- **WORK TO BE COMPLETED**
Show each line of the listing below that contains the string "together", with case taken into account.

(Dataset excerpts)
▬▬▬▬▬▬
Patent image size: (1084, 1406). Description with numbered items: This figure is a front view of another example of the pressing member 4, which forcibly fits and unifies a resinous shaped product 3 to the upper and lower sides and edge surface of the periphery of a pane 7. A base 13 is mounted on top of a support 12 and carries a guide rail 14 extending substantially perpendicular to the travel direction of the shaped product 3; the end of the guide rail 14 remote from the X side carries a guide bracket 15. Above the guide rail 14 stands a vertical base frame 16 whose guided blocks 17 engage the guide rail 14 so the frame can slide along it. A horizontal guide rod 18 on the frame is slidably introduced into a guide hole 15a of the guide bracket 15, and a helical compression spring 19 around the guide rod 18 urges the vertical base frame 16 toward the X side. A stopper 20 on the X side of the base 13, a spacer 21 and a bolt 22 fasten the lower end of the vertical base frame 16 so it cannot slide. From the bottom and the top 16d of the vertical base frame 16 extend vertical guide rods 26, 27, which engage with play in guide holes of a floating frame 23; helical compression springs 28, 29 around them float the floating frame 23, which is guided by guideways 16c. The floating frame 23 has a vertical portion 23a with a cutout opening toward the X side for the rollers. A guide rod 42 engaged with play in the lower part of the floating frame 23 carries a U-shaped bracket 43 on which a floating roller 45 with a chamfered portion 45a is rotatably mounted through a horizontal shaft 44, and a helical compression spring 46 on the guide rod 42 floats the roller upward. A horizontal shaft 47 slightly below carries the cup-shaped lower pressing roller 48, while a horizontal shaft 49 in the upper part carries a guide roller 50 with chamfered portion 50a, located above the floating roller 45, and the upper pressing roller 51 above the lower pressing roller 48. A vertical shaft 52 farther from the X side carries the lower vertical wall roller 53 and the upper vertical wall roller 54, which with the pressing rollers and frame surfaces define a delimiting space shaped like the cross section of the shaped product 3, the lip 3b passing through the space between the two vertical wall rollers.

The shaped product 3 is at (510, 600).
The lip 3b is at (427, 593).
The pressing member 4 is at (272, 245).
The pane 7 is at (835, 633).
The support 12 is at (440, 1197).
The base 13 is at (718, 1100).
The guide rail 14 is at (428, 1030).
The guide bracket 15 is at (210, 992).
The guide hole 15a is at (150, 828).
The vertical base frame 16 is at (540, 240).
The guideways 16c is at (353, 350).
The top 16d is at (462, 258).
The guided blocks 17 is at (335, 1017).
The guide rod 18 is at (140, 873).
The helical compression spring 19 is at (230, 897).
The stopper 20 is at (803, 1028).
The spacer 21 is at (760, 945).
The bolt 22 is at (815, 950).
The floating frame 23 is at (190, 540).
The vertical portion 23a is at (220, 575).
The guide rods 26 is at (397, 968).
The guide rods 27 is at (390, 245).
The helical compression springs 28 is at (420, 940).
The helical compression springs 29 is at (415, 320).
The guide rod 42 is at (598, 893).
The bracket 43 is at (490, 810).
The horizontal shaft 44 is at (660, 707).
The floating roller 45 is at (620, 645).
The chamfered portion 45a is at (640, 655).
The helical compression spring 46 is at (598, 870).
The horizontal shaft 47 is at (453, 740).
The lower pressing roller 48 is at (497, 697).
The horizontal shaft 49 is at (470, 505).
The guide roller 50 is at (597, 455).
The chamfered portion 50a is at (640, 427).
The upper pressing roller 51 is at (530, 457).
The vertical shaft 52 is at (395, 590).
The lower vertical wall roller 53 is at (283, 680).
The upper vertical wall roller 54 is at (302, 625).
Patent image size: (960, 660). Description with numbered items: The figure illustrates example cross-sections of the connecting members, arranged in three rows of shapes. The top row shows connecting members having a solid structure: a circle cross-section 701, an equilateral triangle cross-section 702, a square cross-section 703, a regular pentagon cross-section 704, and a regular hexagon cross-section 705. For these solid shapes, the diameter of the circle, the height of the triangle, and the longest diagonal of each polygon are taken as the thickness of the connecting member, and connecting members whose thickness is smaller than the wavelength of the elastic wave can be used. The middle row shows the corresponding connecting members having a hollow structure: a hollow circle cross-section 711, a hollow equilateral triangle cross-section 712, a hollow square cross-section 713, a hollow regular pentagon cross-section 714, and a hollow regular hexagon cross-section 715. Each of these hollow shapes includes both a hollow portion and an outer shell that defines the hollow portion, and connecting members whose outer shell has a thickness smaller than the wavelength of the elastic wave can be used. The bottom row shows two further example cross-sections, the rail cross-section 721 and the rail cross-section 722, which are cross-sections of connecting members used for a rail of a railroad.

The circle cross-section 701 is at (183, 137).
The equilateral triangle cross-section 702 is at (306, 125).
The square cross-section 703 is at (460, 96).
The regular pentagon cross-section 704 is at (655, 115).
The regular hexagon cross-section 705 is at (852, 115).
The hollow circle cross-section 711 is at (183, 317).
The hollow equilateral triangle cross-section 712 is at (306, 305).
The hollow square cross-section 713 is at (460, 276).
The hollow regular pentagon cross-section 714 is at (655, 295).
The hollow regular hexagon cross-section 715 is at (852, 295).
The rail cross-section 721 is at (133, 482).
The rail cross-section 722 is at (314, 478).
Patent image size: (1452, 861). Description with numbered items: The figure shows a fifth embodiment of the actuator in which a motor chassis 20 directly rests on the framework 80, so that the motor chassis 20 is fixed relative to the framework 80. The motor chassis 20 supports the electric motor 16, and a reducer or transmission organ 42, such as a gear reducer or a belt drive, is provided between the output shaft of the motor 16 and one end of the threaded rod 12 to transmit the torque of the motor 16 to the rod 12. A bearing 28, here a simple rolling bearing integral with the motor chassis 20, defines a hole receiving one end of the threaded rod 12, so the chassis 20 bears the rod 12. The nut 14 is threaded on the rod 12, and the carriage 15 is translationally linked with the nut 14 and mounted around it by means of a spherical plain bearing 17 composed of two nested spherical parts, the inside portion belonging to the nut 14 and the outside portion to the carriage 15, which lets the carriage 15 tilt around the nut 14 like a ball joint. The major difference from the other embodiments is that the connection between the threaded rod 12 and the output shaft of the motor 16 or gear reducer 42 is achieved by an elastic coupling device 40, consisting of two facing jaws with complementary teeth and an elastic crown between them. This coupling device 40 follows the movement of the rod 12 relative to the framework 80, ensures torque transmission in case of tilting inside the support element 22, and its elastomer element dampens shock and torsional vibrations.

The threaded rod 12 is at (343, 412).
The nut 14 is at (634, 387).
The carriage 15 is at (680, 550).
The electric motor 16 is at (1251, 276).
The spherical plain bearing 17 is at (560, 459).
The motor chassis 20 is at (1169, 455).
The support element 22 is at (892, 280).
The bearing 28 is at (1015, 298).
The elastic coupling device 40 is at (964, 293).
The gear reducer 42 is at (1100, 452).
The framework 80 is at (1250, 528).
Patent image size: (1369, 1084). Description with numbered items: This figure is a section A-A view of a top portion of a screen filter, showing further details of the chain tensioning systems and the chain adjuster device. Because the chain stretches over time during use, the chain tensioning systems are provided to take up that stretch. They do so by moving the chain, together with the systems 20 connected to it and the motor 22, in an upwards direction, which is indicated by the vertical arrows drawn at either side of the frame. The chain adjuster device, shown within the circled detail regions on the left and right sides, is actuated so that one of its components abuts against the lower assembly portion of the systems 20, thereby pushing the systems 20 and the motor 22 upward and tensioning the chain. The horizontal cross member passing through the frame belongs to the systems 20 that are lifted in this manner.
▬▬▬▬▬▬
- **FULL OUTPUT**
Patent image size: (1369, 1084). Description with numbered items: This figure is a section A-A view of a top portion of a screen filter, showing further details of the chain tensioning systems and the chain adjuster device. Because the chain stretches over time during use, the chain tensioning systems are provided to take up that stretch. They do so by moving the chain, together with the systems 20 connected to it and the motor 22, in an upwards direction, which is indicated by the vertical arrows drawn at either side of the frame. The chain adjuster device, shown within the circled detail regions on the left and right sides, is actuated so that one of its components abuts against the lower assembly portion of the systems 20, thereby pushing the systems 20 and the motor 22 upward and tensioning the chain. The horizontal cross member passing through the frame belongs to the systems 20 that are lifted in this manner.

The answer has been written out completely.